[start Material]

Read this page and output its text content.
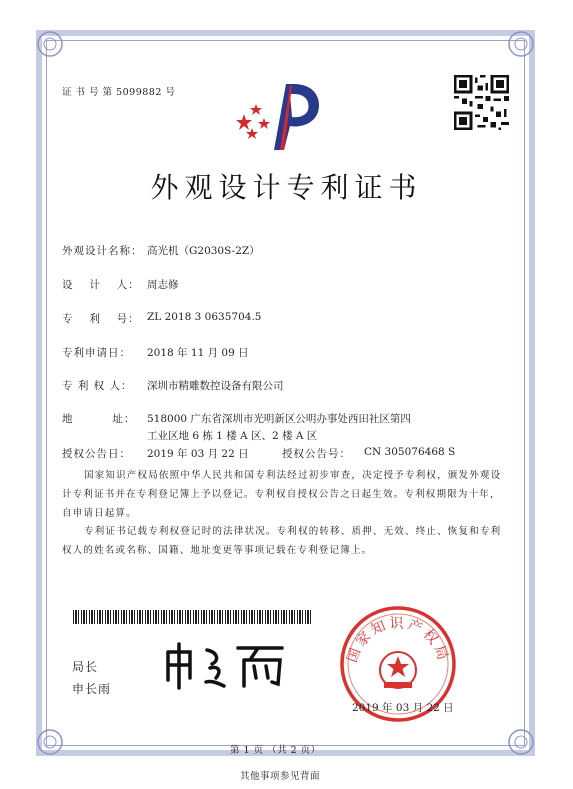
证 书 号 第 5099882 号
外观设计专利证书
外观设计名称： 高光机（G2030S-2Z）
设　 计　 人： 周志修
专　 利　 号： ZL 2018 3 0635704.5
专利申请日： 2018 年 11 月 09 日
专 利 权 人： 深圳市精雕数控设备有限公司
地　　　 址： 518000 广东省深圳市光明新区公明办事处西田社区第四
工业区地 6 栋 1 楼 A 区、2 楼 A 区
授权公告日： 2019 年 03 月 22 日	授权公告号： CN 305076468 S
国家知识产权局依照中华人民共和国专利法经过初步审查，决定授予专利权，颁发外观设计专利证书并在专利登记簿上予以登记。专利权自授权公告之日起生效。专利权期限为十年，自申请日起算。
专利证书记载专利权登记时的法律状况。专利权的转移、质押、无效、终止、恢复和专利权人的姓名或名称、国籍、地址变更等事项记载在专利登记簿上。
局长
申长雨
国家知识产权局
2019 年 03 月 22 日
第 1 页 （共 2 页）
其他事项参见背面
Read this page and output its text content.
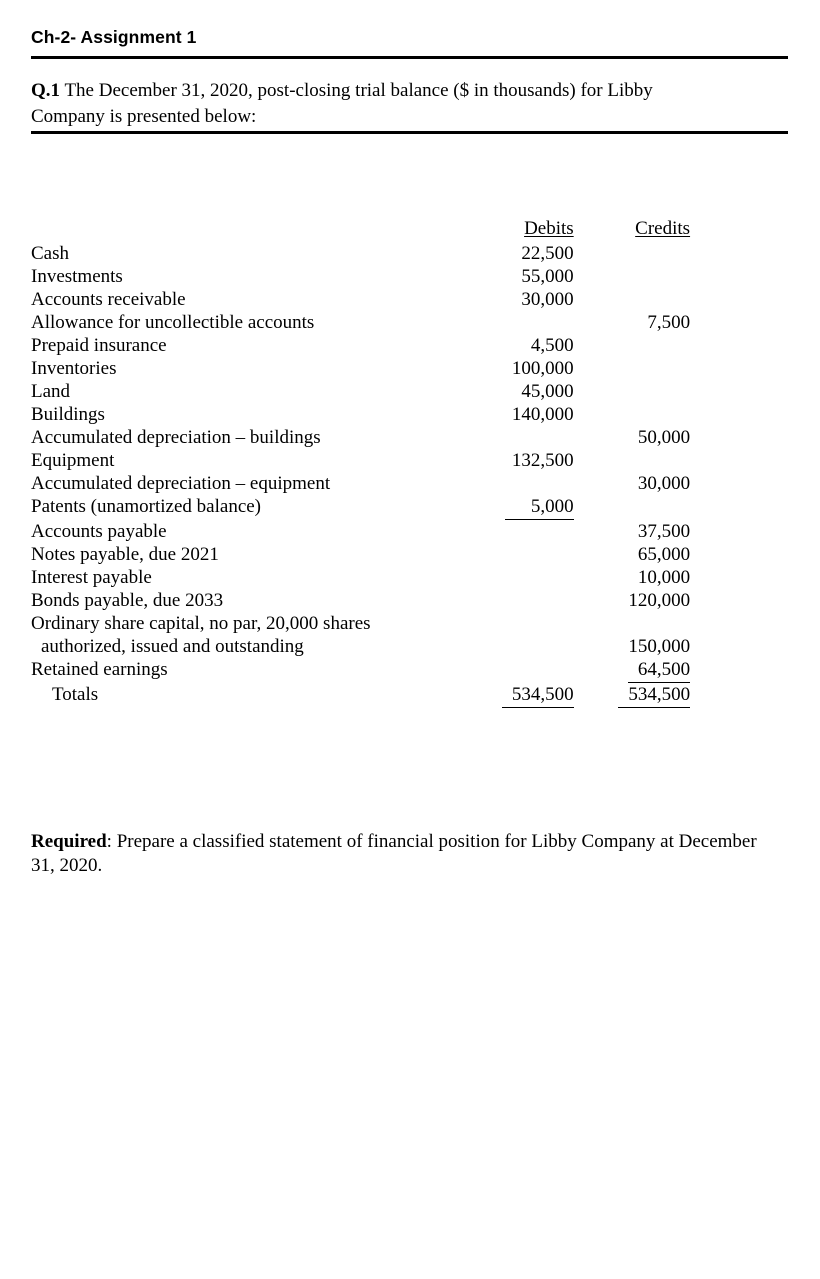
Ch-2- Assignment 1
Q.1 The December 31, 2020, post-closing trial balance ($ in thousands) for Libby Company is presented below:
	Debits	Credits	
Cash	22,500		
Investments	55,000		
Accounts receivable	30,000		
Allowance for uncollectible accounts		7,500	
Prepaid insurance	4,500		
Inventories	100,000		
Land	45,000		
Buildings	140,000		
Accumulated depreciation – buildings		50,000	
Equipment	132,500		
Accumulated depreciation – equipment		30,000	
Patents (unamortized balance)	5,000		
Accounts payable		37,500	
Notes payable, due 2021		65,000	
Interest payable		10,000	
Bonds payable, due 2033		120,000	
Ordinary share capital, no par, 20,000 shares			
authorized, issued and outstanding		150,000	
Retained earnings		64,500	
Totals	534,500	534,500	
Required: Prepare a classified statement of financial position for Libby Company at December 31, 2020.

[end Material]

*What needs to be done*.
Using the listing above, show each line holding the string "depreciation".

*Expected answer*.
Accumulated depreciation – buildings		50,000	
Accumulated depreciation – equipment		30,000	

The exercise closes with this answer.